┏━━
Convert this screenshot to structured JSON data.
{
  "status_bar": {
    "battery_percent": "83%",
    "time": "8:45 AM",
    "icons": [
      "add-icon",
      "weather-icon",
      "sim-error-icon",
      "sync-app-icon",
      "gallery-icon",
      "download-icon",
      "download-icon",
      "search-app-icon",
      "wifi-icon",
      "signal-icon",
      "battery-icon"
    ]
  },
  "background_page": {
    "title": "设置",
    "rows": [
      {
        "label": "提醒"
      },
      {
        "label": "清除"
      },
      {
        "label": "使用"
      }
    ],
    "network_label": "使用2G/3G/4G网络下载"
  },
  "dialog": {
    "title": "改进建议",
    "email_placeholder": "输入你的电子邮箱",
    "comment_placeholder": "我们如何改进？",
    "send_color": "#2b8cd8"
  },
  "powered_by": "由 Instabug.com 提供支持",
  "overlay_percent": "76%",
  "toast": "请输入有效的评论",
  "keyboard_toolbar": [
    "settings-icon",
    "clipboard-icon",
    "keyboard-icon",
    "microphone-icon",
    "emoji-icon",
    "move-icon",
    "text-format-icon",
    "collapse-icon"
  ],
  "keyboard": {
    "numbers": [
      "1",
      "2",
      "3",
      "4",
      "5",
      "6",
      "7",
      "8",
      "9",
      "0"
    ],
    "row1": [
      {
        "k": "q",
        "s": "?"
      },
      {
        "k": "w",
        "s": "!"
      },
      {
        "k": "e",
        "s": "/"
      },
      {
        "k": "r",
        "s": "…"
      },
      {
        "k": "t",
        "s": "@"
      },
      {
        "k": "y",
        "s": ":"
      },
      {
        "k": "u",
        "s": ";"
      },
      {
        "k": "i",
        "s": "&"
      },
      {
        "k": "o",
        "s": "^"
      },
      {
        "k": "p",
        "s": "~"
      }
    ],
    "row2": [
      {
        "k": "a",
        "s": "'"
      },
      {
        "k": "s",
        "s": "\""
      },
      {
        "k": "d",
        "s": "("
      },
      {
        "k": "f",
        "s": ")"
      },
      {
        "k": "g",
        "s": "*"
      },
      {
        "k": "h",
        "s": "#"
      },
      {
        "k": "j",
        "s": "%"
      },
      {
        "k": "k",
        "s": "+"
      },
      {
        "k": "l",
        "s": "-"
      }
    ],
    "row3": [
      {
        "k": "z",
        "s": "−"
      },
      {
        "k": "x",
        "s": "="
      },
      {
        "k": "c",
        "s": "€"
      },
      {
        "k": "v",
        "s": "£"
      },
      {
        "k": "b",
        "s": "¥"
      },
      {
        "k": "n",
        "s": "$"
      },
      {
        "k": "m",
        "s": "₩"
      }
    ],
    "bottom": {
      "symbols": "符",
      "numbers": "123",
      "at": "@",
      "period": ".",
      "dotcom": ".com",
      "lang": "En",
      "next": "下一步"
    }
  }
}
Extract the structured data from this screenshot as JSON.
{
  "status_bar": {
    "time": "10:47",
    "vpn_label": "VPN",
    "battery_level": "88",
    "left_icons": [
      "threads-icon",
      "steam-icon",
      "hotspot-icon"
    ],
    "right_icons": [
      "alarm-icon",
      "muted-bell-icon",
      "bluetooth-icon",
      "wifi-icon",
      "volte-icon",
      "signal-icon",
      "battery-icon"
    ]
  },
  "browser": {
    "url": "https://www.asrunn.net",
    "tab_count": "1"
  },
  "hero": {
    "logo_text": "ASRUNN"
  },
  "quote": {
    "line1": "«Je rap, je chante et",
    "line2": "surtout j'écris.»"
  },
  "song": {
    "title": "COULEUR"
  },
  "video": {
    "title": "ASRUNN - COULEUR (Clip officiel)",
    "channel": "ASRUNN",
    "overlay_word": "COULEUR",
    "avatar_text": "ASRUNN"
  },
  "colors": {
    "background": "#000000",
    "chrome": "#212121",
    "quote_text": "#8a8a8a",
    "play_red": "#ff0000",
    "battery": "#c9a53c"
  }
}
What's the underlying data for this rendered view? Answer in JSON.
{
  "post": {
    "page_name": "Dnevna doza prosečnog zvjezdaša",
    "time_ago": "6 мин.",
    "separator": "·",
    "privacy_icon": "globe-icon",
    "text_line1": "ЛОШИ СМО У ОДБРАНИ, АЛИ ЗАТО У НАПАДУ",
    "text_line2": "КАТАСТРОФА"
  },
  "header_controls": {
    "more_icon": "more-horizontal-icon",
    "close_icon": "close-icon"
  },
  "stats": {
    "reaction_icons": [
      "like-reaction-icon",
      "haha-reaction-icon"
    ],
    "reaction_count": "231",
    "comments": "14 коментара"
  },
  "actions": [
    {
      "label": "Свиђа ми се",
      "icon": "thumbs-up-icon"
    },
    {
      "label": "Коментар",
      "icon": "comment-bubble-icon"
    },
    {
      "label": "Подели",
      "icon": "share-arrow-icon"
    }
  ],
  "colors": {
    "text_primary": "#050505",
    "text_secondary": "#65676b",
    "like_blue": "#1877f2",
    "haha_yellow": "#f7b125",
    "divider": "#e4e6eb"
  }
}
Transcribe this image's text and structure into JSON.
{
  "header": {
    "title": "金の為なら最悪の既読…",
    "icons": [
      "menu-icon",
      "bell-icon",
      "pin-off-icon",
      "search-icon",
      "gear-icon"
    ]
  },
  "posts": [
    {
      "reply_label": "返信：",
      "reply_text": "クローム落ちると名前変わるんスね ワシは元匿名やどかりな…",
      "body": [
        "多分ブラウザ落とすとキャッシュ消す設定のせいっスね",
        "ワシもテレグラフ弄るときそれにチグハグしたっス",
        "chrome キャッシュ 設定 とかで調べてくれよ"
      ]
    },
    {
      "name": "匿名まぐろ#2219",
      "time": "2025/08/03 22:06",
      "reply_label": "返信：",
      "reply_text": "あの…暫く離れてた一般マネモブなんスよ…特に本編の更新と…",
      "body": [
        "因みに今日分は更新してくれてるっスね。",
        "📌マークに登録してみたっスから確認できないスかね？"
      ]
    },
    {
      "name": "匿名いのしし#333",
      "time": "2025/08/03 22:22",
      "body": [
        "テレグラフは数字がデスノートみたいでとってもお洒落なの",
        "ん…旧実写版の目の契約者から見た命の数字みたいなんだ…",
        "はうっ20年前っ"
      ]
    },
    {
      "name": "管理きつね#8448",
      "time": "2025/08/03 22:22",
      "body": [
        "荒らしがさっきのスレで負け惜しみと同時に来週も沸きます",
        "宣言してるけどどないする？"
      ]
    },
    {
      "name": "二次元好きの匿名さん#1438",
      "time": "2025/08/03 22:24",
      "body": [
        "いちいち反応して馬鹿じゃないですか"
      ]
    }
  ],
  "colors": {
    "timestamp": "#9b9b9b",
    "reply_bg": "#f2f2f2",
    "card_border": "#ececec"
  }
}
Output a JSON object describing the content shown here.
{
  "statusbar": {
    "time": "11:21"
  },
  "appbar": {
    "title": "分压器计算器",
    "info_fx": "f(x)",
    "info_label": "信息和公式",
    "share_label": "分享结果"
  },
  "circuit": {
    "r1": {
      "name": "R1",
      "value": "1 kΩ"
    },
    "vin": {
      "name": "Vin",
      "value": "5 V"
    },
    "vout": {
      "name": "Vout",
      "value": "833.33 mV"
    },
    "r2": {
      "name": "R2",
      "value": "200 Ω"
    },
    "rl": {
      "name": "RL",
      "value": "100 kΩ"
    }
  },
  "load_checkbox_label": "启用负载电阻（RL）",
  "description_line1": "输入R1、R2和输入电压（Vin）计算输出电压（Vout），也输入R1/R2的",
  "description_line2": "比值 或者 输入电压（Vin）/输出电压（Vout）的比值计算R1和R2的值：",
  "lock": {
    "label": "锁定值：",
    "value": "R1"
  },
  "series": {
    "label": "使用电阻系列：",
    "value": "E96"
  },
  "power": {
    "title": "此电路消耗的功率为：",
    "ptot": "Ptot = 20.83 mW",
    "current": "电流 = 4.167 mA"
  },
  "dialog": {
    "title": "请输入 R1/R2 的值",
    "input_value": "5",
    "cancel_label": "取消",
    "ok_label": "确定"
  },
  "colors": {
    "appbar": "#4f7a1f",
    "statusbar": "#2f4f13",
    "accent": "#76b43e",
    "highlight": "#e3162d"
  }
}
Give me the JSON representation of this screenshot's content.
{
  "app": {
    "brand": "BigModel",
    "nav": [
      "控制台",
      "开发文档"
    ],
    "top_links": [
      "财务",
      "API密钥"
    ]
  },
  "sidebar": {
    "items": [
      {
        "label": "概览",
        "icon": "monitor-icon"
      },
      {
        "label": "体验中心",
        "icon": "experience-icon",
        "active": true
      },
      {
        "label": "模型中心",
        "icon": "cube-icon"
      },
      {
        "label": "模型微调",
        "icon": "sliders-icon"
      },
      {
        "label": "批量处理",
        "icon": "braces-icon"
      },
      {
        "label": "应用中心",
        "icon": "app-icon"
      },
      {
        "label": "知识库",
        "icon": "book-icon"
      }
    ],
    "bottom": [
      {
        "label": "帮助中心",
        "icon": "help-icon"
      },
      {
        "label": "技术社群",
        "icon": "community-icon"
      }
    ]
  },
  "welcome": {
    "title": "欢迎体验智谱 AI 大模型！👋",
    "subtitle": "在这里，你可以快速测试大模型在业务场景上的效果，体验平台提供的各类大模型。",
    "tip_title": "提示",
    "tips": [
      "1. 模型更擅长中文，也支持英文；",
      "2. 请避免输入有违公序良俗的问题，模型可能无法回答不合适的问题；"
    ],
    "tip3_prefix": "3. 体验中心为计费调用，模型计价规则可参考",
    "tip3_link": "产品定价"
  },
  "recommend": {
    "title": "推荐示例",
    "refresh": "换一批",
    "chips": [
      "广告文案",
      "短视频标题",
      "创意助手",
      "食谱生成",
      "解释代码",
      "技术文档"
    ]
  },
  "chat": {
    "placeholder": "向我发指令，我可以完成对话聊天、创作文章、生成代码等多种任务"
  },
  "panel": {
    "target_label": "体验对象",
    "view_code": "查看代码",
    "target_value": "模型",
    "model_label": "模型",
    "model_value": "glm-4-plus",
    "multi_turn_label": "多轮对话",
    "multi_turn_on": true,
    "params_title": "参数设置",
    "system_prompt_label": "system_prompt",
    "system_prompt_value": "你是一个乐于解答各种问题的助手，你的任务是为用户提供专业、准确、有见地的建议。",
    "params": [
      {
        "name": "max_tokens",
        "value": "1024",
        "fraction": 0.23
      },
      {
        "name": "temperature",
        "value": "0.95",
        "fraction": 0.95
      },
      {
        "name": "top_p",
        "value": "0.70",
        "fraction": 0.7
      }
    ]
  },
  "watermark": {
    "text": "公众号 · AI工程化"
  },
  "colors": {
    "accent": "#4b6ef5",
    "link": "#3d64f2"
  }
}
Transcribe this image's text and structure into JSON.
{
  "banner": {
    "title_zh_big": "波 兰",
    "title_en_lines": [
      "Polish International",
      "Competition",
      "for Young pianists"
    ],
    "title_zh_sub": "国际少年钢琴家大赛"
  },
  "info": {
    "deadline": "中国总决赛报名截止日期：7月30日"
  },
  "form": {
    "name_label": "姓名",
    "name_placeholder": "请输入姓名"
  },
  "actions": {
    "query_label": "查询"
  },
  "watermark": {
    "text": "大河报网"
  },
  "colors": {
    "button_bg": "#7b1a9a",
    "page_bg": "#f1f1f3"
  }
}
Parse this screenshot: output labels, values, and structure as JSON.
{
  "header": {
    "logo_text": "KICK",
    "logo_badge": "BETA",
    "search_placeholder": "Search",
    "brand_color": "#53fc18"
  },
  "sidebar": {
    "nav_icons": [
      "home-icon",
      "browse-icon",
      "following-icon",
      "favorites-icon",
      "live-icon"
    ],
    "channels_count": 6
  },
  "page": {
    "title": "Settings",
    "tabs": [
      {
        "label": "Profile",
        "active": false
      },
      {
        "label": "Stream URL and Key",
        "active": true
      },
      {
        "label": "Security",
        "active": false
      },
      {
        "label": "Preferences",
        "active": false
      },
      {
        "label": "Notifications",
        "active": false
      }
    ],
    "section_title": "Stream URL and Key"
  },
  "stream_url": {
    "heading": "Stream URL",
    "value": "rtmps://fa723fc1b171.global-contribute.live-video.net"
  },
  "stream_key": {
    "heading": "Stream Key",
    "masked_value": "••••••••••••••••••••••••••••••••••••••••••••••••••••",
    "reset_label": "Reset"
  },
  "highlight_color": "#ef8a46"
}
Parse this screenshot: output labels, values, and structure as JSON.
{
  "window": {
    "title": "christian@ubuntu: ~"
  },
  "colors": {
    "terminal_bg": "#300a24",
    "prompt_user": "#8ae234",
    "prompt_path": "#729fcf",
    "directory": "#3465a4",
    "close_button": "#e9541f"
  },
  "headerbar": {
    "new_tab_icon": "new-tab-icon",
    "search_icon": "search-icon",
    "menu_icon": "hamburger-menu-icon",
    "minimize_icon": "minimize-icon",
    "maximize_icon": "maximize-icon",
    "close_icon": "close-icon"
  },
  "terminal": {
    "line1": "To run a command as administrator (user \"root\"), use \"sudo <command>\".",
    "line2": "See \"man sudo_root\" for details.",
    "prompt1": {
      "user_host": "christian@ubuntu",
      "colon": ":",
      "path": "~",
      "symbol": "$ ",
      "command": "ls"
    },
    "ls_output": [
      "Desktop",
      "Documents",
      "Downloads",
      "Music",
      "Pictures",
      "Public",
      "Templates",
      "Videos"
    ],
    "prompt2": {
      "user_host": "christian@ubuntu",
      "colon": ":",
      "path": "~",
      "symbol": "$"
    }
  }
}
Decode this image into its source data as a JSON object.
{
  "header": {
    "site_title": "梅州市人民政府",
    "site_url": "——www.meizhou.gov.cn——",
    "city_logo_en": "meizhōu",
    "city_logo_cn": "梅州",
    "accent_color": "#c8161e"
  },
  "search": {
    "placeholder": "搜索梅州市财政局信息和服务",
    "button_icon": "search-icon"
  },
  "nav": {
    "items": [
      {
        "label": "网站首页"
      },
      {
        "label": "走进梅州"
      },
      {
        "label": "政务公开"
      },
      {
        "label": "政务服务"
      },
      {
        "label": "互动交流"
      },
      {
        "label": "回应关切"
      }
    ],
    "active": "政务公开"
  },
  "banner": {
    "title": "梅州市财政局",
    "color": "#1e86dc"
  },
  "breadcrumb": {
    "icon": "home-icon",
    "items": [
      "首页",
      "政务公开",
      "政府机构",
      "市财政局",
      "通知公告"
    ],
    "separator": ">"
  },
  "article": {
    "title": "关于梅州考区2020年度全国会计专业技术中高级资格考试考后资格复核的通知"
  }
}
┗━━
Read the data above and pull out each line that holds the string "heading".

    "heading": "Stream URL",
    "heading": "Stream Key",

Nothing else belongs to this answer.